__Prompt__
Please pull out every line of the records below that contains the string "paragraph".

* start Supplied information *

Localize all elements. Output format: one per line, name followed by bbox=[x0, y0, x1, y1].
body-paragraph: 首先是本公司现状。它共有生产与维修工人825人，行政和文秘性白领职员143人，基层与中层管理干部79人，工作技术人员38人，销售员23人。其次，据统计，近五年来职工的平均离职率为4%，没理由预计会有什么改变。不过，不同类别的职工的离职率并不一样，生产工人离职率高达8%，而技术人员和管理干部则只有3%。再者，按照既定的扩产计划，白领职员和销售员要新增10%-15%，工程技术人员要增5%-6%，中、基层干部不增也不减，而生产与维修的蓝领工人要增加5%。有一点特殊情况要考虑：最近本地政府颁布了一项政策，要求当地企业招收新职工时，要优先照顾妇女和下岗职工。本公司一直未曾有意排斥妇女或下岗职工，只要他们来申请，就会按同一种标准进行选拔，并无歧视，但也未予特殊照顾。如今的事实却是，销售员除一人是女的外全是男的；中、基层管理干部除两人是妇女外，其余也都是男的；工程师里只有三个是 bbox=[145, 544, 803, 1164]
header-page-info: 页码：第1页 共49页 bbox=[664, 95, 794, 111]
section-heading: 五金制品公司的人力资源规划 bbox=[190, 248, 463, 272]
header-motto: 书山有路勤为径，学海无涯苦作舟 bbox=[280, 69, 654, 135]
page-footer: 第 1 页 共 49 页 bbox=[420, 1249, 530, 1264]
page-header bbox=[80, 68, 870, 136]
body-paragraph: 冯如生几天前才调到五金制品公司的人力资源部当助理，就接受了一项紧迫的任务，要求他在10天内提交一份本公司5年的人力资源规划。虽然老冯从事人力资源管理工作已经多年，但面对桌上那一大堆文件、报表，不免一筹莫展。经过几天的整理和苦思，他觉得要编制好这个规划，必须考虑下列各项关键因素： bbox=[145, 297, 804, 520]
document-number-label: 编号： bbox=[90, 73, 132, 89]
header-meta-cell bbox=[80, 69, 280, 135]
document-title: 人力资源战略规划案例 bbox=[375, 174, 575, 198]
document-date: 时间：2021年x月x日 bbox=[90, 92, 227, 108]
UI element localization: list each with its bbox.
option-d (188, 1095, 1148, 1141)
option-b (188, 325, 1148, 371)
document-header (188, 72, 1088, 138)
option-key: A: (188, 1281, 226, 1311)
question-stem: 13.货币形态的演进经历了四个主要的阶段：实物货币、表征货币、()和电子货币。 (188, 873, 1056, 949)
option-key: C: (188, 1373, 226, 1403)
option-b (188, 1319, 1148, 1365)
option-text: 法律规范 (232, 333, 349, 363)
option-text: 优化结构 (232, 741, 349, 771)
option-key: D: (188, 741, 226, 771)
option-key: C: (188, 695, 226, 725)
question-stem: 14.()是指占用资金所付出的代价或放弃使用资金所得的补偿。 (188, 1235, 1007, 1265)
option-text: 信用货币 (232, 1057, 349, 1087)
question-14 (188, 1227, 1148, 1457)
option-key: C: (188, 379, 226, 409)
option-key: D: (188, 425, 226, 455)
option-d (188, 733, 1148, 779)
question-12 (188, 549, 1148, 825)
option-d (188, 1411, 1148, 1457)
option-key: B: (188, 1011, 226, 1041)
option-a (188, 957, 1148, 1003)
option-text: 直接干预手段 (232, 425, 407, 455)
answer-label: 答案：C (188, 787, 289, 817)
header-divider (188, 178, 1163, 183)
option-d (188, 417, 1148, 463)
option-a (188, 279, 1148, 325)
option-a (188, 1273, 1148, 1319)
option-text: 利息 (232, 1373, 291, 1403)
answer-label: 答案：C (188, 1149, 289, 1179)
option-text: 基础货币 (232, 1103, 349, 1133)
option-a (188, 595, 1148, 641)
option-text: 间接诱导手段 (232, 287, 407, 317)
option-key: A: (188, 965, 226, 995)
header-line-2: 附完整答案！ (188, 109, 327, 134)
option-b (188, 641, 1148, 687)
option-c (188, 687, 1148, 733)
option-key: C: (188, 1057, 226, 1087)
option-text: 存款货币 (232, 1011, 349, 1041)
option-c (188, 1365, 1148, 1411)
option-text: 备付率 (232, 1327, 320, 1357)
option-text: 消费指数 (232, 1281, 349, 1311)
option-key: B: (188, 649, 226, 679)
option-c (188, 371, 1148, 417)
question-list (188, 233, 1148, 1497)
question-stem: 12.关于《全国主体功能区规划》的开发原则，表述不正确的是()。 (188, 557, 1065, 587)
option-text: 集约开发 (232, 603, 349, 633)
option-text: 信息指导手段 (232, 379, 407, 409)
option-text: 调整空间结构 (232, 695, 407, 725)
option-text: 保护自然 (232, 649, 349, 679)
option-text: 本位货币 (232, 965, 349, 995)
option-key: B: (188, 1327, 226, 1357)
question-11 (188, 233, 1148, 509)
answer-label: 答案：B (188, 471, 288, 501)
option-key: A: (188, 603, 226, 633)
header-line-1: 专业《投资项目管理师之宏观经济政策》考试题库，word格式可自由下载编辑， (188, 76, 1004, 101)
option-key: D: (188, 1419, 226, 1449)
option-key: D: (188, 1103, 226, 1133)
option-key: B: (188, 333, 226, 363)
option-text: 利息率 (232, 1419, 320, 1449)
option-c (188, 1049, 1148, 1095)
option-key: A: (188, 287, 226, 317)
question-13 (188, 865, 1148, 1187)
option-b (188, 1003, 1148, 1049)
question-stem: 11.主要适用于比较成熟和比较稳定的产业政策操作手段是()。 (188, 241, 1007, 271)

* end Supplied information *

__Answer to this problem__
body-paragraph: 首先是本公司现状。它共有生产与维修工人825人，行政和文秘性白领职员143人，基层与中层管理干部79人，工作技术人员38人，销售员23人。其次，据统计，近五年来职工的平均离职率为4%，没理由预计会有什么改变。不过，不同类别的职工的离职率并不一样，生产工人离职率高达8%，而技术人员和管理干部则只有3%。再者，按照既定的扩产计划，白领职员和销售员要新增10%-15%，工程技术人员要增5%-6%，中、基层干部不增也不减，而生产与维修的蓝领工人要增加5%。有一点特殊情况要考虑：最近本地政府颁布了一项政策，要求当地企业招收新职工时，要优先照顾妇女和下岗职工。本公司一直未曾有意排斥妇女或下岗职工，只要他们来申请，就会按同一种标准进行选拔，并无歧视，但也未予特殊照顾。如今的事实却是，销售员除一人是女的外全是男的；中、基层管理干部除两人是妇女外，其余也都是男的；工程师里只有三个是 bbox=[145, 544, 803, 1164]
body-paragraph: 冯如生几天前才调到五金制品公司的人力资源部当助理，就接受了一项紧迫的任务，要求他在10天内提交一份本公司5年的人力资源规划。虽然老冯从事人力资源管理工作已经多年，但面对桌上那一大堆文件、报表，不免一筹莫展。经过几天的整理和苦思，他觉得要编制好这个规划，必须考虑下列各项关键因素： bbox=[145, 297, 804, 520]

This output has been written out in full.